GOAL OF THE EXERCISE –
From the entries below, copy every line where the string "recuperados" appears.
***** RECORDS *****
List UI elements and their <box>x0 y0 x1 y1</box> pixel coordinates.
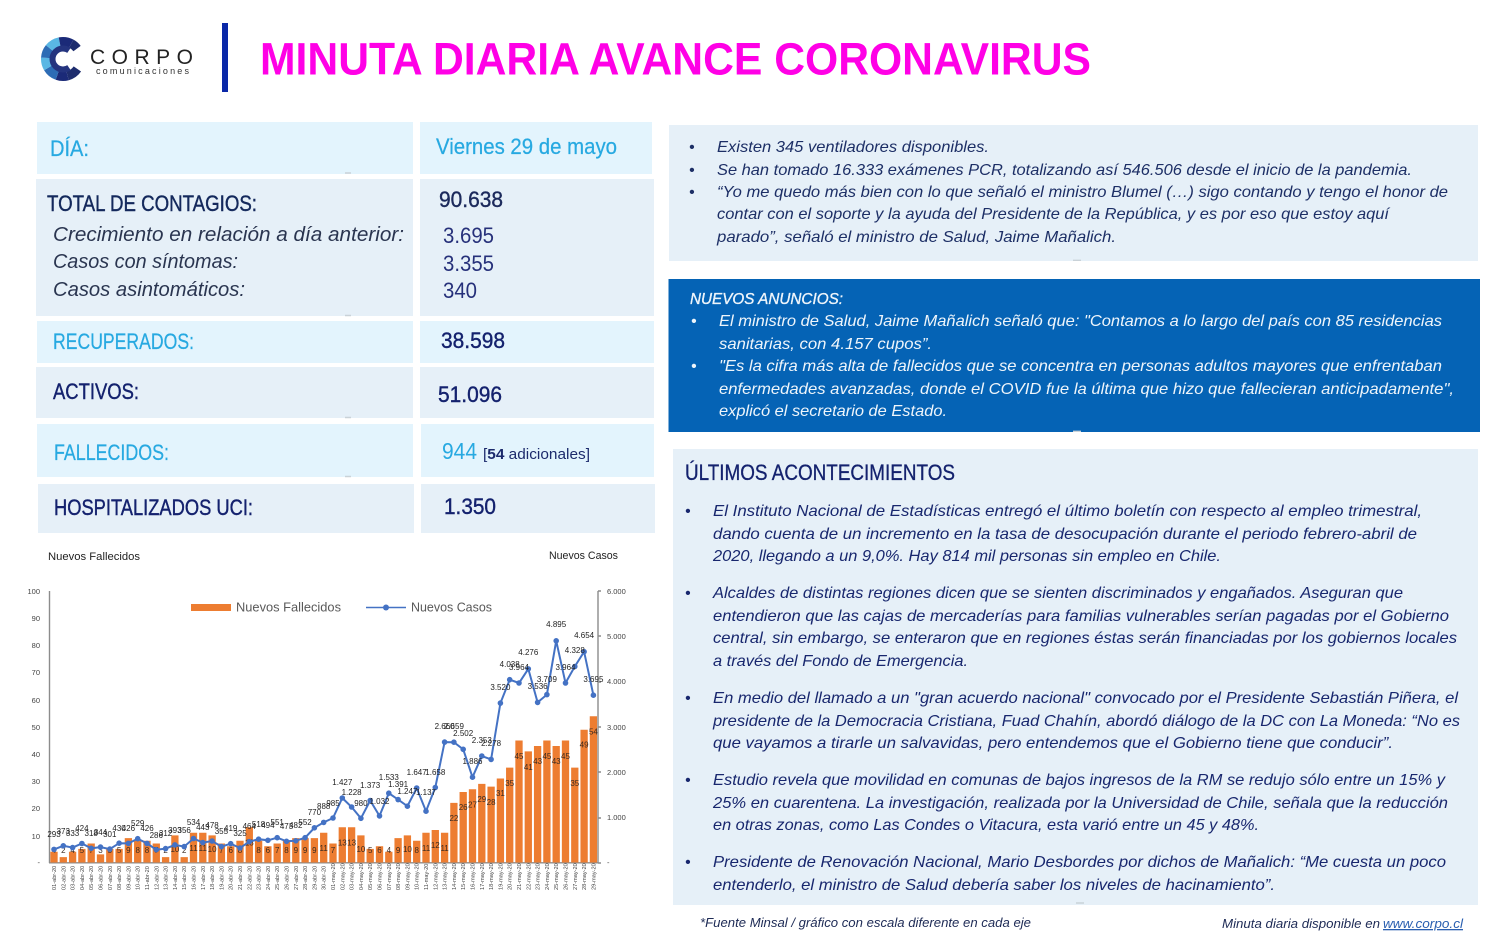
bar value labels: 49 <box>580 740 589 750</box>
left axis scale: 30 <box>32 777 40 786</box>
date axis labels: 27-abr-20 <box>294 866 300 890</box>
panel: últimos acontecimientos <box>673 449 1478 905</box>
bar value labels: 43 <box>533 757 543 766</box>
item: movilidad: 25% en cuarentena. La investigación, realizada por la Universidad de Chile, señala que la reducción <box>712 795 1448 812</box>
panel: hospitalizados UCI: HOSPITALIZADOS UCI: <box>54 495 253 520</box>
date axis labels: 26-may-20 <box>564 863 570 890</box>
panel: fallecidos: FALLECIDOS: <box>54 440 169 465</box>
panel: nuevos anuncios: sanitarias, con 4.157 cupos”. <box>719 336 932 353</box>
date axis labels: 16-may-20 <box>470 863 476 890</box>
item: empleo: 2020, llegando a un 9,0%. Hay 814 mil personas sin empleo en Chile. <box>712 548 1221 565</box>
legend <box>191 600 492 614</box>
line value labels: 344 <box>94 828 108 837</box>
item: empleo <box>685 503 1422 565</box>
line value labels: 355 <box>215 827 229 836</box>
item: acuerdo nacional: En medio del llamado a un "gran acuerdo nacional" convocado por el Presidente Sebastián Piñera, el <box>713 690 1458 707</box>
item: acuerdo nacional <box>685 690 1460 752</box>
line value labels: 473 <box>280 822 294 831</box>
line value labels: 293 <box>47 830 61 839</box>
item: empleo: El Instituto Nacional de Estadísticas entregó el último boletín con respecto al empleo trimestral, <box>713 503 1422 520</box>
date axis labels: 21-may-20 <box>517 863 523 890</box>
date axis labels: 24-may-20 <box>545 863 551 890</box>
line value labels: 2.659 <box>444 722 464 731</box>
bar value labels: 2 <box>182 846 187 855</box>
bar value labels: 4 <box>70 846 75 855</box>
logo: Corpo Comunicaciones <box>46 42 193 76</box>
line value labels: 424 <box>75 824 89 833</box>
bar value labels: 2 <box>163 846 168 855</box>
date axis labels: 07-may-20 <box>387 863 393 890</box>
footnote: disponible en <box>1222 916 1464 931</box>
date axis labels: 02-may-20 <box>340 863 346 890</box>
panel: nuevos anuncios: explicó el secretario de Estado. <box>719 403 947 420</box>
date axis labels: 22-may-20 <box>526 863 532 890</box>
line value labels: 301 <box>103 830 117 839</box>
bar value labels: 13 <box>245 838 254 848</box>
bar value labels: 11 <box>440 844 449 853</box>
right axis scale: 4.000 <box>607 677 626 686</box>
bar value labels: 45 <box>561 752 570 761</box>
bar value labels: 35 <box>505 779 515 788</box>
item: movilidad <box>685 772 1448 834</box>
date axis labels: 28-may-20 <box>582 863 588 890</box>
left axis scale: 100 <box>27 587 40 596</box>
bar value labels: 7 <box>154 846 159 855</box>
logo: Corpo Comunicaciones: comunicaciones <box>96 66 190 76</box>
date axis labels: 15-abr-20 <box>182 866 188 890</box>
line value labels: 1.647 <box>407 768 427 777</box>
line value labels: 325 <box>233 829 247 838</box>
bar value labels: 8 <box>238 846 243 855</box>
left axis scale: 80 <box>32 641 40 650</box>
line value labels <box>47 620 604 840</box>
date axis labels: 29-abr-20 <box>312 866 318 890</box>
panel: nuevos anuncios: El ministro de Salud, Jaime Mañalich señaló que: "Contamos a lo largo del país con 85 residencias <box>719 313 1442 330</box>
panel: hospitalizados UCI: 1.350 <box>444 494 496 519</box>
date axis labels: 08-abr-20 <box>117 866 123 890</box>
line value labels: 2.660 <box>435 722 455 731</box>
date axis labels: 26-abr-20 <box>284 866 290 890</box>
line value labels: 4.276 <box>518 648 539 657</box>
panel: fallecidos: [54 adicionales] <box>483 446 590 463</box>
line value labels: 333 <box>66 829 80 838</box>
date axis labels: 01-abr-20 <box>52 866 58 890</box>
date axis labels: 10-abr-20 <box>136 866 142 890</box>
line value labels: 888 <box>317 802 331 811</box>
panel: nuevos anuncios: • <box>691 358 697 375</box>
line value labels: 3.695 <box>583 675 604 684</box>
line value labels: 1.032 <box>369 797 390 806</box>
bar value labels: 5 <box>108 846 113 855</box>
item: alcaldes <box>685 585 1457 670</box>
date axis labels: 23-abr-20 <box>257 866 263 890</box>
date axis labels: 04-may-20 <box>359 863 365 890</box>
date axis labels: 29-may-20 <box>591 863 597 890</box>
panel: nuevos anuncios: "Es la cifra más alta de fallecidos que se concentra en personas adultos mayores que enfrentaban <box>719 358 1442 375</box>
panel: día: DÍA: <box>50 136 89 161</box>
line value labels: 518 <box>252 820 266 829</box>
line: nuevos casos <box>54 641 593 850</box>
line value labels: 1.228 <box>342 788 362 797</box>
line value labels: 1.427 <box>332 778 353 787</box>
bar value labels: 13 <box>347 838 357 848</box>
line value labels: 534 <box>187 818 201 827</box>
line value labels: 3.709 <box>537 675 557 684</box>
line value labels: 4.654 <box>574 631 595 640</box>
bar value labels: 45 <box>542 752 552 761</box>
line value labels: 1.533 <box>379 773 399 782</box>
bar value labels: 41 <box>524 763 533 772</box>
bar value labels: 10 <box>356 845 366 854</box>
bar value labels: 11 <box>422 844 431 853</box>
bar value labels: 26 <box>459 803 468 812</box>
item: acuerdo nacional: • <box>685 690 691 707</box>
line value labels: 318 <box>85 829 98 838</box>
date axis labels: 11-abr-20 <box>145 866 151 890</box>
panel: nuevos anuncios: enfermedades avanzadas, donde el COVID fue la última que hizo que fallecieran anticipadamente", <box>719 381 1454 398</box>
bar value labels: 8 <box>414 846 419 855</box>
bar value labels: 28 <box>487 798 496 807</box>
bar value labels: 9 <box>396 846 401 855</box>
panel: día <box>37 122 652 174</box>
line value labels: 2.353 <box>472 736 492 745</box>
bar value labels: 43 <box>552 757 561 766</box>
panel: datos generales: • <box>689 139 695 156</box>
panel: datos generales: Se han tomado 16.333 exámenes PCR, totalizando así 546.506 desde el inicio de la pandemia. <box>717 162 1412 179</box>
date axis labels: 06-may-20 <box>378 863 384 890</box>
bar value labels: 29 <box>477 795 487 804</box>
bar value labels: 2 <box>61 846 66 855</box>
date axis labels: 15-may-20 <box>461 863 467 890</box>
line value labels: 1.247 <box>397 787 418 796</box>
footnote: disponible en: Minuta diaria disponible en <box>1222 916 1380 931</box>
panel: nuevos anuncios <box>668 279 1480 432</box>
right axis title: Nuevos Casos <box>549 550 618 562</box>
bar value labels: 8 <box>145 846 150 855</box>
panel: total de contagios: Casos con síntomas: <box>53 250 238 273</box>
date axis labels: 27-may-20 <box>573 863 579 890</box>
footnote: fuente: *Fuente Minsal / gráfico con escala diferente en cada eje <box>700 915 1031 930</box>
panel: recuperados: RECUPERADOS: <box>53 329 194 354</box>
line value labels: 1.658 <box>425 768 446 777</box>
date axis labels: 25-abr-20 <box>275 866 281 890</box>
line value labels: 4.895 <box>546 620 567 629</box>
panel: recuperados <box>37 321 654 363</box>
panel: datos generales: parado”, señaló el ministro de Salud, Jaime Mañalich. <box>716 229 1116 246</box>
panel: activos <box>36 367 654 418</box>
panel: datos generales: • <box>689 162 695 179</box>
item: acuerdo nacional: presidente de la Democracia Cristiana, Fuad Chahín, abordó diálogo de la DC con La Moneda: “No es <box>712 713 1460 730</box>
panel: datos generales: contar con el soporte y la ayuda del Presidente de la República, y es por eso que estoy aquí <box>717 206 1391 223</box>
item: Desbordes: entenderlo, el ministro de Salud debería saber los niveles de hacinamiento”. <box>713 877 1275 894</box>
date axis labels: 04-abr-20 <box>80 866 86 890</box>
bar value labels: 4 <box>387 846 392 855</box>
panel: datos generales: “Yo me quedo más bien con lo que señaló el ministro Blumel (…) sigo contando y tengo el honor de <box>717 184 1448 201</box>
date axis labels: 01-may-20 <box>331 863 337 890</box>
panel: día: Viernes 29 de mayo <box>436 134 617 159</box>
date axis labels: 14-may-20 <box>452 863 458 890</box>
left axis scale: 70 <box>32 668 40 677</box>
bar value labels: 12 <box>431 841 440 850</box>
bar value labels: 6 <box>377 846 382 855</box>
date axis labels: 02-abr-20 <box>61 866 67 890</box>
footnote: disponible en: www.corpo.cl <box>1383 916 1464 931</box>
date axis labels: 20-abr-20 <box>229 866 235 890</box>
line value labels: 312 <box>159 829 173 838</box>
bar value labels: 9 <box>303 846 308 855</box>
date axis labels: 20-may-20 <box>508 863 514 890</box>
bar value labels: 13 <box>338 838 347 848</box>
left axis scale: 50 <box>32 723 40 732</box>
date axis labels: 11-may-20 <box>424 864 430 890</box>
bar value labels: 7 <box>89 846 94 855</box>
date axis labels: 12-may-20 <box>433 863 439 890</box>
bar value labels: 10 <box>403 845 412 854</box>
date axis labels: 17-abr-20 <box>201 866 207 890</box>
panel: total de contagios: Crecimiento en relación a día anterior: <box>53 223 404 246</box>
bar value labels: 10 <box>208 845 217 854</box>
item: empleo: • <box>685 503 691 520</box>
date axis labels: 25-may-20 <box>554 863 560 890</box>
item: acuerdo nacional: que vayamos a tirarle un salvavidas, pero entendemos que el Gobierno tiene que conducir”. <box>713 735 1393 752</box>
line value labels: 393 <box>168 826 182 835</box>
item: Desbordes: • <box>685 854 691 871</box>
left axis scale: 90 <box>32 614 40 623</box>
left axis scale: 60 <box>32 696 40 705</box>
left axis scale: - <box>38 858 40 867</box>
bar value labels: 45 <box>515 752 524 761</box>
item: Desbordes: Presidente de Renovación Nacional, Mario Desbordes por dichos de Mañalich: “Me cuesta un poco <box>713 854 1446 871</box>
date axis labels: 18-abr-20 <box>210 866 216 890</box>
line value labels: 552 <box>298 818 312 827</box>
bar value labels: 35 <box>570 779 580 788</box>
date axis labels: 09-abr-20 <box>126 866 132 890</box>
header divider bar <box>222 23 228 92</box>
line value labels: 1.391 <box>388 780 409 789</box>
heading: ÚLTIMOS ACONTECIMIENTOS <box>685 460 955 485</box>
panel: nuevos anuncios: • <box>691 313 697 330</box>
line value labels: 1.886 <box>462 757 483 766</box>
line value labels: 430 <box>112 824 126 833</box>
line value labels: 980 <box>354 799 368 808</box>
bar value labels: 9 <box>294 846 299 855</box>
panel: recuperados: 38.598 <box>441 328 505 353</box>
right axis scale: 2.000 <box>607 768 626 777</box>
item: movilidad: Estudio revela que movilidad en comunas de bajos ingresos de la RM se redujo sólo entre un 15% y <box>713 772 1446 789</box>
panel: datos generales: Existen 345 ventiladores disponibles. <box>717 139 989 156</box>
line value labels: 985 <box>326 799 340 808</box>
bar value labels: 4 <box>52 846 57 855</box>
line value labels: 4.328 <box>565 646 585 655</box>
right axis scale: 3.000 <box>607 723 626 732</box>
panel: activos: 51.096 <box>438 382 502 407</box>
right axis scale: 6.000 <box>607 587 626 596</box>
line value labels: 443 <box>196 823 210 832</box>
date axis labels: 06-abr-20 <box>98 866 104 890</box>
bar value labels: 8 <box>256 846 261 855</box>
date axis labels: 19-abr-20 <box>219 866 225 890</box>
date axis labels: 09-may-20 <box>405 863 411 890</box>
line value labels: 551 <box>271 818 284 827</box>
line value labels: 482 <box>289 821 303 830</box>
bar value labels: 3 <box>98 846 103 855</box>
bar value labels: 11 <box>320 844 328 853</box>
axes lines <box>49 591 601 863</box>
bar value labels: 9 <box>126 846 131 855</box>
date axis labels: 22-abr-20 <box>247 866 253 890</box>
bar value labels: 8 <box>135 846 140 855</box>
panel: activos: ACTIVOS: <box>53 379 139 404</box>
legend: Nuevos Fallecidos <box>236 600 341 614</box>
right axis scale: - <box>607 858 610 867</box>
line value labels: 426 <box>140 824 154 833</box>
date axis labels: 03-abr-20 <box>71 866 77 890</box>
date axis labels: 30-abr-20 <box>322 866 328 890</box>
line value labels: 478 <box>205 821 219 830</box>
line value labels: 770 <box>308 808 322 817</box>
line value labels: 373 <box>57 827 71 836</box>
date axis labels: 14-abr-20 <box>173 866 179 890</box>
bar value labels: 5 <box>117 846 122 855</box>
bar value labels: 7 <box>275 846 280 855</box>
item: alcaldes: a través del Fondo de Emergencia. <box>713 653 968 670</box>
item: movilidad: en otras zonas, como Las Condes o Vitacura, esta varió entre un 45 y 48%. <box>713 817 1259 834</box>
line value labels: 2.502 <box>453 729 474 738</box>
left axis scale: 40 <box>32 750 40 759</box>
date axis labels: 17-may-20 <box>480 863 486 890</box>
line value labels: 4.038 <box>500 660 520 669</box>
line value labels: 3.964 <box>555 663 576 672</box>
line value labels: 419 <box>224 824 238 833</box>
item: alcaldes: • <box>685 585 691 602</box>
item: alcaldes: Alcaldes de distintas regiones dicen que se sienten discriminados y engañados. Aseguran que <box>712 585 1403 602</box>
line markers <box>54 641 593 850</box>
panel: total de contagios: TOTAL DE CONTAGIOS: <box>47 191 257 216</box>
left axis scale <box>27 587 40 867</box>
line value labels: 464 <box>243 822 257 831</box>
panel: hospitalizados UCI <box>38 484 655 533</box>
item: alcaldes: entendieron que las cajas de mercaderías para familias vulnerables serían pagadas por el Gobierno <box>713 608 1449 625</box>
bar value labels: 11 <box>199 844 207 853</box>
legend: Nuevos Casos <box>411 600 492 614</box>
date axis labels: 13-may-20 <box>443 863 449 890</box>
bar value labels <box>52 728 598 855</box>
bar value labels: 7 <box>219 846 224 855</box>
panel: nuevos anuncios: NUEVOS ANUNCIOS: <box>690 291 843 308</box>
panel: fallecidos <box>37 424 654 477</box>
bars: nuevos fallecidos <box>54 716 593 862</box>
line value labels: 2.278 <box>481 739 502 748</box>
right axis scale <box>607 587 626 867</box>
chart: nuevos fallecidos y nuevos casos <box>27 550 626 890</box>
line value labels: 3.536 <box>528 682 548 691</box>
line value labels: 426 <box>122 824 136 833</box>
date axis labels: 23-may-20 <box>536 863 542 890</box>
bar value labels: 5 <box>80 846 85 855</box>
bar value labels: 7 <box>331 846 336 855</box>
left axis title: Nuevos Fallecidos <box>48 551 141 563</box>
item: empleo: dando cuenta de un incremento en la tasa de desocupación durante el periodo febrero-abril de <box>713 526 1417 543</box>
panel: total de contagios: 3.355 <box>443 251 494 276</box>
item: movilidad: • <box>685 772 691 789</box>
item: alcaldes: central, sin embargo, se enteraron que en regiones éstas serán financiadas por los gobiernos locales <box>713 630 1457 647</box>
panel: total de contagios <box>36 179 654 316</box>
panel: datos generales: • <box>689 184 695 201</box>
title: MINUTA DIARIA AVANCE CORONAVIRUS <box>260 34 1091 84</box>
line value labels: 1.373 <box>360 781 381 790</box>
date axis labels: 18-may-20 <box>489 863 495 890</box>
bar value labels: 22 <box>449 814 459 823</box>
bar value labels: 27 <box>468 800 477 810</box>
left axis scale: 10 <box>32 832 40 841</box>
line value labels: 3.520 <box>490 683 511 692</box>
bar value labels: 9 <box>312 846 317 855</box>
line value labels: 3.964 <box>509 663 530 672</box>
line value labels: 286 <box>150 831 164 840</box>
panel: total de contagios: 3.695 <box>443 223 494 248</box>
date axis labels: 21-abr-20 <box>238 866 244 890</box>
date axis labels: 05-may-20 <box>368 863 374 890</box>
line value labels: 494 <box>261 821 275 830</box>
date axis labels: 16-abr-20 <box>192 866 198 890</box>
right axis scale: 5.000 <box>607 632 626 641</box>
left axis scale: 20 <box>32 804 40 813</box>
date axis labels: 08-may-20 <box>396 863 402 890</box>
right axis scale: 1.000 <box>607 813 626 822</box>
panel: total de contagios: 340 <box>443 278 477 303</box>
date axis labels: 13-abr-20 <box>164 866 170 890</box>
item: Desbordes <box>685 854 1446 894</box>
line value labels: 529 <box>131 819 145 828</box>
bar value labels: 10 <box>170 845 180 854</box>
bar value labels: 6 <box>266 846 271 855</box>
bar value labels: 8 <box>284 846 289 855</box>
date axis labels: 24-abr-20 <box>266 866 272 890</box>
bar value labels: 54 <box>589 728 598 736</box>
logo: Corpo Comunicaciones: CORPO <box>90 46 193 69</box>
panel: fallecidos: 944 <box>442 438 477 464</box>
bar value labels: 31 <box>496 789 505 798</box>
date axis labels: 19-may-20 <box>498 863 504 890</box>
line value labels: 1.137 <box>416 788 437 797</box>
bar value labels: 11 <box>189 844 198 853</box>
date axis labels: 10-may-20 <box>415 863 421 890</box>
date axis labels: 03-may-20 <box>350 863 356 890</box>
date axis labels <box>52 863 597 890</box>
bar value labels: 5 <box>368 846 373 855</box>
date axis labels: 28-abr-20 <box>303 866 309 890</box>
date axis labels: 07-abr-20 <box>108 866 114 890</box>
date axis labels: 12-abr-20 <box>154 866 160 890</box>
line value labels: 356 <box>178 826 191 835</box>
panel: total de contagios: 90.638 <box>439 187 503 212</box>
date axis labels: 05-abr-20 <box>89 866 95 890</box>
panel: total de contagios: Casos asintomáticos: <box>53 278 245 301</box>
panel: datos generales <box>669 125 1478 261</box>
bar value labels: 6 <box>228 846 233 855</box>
*****
***** RECORDS *****
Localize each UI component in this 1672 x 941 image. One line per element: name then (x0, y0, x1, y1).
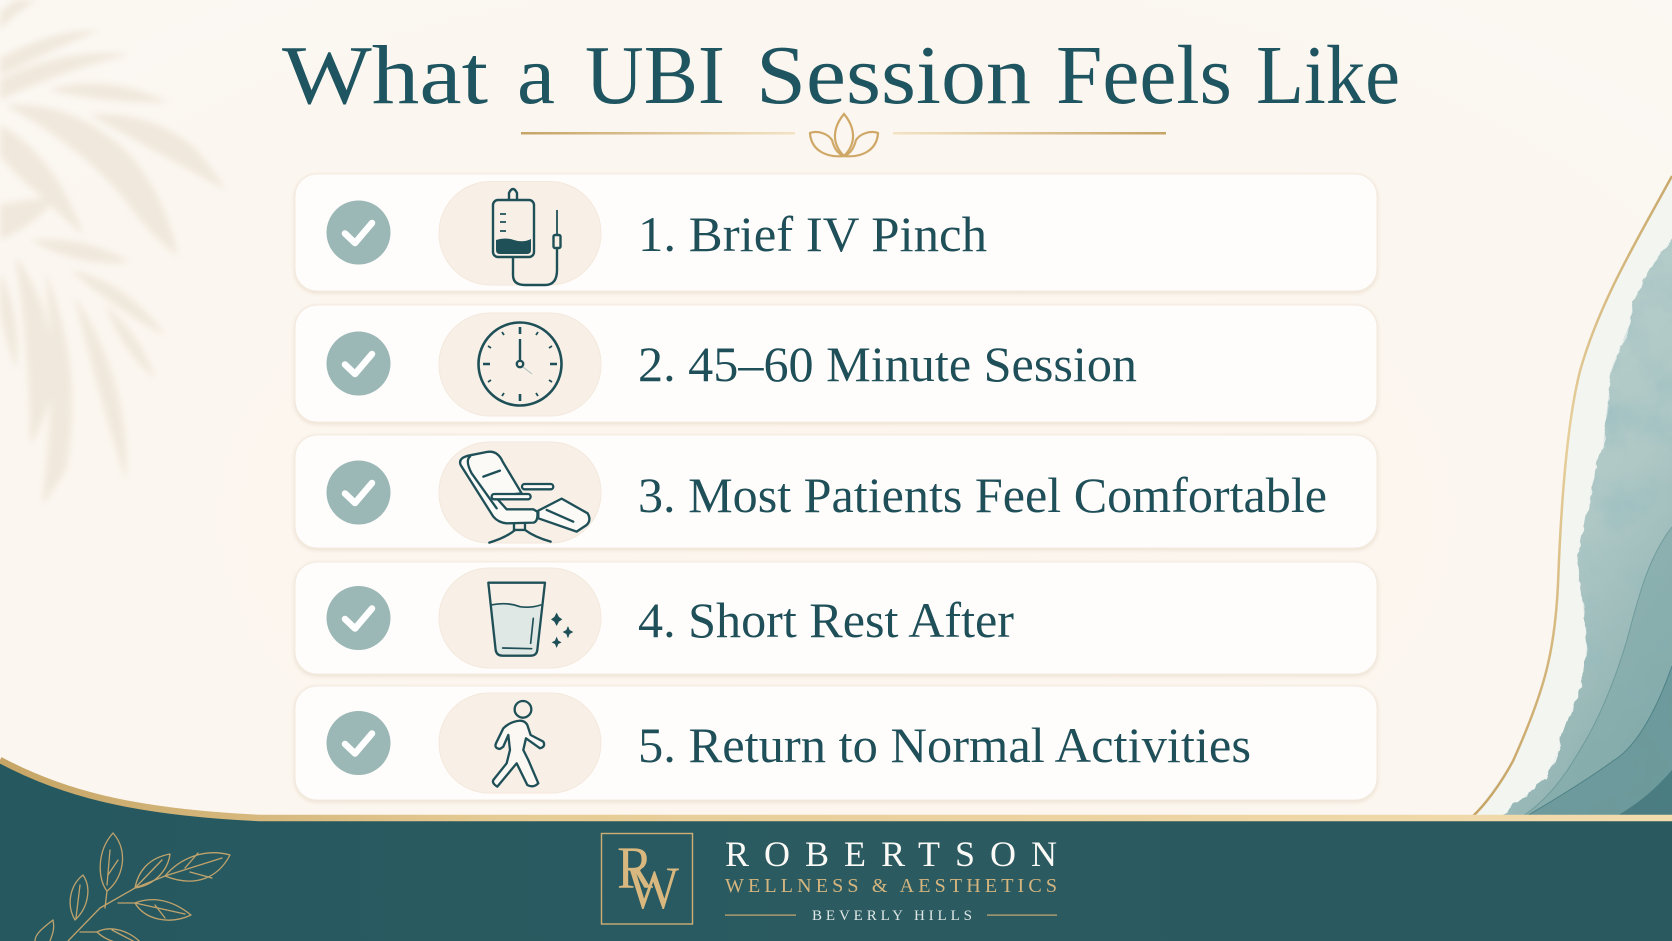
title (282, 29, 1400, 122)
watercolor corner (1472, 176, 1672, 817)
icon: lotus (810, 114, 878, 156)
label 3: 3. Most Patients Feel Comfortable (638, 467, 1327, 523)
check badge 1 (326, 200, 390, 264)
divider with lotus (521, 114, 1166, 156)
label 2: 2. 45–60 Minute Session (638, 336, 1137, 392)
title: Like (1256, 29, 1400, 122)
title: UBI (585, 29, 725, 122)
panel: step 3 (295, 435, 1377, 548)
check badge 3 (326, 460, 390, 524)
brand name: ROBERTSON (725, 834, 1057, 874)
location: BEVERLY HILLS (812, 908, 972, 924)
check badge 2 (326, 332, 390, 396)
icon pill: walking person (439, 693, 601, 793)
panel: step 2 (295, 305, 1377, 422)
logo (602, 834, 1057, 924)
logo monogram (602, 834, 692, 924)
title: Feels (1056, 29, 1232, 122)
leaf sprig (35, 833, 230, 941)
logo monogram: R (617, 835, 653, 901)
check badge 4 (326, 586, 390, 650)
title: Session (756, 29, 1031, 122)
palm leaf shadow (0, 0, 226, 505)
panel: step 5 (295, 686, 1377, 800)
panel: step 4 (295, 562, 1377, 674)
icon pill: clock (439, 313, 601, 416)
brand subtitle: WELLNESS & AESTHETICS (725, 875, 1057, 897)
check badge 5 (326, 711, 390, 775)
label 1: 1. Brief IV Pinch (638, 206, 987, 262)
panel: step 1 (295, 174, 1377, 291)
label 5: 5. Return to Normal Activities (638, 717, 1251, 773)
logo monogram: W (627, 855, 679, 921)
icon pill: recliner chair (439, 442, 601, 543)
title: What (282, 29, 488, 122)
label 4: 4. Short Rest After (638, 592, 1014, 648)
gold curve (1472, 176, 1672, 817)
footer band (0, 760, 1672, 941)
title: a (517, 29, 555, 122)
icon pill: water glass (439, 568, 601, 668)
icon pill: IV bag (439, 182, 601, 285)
*****
EXPECTED ANSWER –
panel: recuperados: RECUPERADOS: <box>53 329 194 354</box>
panel: recuperados <box>37 321 654 363</box>
panel: recuperados: 38.598 <box>441 328 505 353</box>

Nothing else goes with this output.